→ Set task
Write out the listing beneath this instruction in its entirety, exactly as it reads.

▼

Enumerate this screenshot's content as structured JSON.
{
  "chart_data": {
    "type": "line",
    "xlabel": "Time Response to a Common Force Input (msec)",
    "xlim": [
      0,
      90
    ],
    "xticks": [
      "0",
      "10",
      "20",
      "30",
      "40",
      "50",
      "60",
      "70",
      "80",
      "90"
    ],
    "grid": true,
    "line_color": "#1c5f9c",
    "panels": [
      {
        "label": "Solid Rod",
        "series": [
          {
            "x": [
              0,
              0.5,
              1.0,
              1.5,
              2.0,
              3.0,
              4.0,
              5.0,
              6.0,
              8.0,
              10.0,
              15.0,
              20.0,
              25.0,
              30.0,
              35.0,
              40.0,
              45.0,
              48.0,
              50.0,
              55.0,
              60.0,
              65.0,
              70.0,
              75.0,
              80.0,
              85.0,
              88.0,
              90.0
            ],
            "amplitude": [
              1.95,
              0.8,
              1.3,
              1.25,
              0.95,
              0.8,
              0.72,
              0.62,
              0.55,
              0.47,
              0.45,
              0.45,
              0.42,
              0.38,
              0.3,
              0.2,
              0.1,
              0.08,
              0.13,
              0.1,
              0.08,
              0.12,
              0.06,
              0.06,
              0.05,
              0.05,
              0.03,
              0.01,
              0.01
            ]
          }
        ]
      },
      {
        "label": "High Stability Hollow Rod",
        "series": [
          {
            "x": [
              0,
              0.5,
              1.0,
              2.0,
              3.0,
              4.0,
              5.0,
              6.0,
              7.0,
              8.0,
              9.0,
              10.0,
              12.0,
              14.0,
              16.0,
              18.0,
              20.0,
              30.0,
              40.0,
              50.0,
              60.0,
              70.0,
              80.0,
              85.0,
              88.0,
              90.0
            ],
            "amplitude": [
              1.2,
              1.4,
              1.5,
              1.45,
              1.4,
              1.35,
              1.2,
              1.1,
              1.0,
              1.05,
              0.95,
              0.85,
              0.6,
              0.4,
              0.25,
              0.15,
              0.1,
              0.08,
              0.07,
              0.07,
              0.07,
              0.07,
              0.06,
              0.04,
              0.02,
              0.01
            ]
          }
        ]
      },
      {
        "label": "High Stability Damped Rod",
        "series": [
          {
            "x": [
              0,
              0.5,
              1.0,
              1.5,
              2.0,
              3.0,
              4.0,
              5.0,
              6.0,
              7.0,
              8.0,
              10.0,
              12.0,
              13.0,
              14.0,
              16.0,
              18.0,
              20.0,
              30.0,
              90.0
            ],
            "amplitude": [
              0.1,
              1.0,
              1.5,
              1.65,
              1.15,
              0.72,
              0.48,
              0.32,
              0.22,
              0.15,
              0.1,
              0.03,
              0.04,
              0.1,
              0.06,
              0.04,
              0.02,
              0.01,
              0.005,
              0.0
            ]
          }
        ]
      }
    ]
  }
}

▲

→ The solution
Enumerate this screenshot's content as structured JSON.
{
  "chart_data": {
    "type": "line",
    "xlabel": "Time Response to a Common Force Input (msec)",
    "xlim": [
      0,
      90
    ],
    "xticks": [
      "0",
      "10",
      "20",
      "30",
      "40",
      "50",
      "60",
      "70",
      "80",
      "90"
    ],
    "grid": true,
    "line_color": "#1c5f9c",
    "panels": [
      {
        "label": "Solid Rod",
        "series": [
          {
            "x": [
              0,
              0.5,
              1.0,
              1.5,
              2.0,
              3.0,
              4.0,
              5.0,
              6.0,
              8.0,
              10.0,
              15.0,
              20.0,
              25.0,
              30.0,
              35.0,
              40.0,
              45.0,
              48.0,
              50.0,
              55.0,
              60.0,
              65.0,
              70.0,
              75.0,
              80.0,
              85.0,
              88.0,
              90.0
            ],
            "amplitude": [
              1.95,
              0.8,
              1.3,
              1.25,
              0.95,
              0.8,
              0.72,
              0.62,
              0.55,
              0.47,
              0.45,
              0.45,
              0.42,
              0.38,
              0.3,
              0.2,
              0.1,
              0.08,
              0.13,
              0.1,
              0.08,
              0.12,
              0.06,
              0.06,
              0.05,
              0.05,
              0.03,
              0.01,
              0.01
            ]
          }
        ]
      },
      {
        "label": "High Stability Hollow Rod",
        "series": [
          {
            "x": [
              0,
              0.5,
              1.0,
              2.0,
              3.0,
              4.0,
              5.0,
              6.0,
              7.0,
              8.0,
              9.0,
              10.0,
              12.0,
              14.0,
              16.0,
              18.0,
              20.0,
              30.0,
              40.0,
              50.0,
              60.0,
              70.0,
              80.0,
              85.0,
              88.0,
              90.0
            ],
            "amplitude": [
              1.2,
              1.4,
              1.5,
              1.45,
              1.4,
              1.35,
              1.2,
              1.1,
              1.0,
              1.05,
              0.95,
              0.85,
              0.6,
              0.4,
              0.25,
              0.15,
              0.1,
              0.08,
              0.07,
              0.07,
              0.07,
              0.07,
              0.06,
              0.04,
              0.02,
              0.01
            ]
          }
        ]
      },
      {
        "label": "High Stability Damped Rod",
        "series": [
          {
            "x": [
              0,
              0.5,
              1.0,
              1.5,
              2.0,
              3.0,
              4.0,
              5.0,
              6.0,
              7.0,
              8.0,
              10.0,
              12.0,
              13.0,
              14.0,
              16.0,
              18.0,
              20.0,
              30.0,
              90.0
            ],
            "amplitude": [
              0.1,
              1.0,
              1.5,
              1.65,
              1.15,
              0.72,
              0.48,
              0.32,
              0.22,
              0.15,
              0.1,
              0.03,
              0.04,
              0.1,
              0.06,
              0.04,
              0.02,
              0.01,
              0.005,
              0.0
            ]
          }
        ]
      }
    ]
  }
}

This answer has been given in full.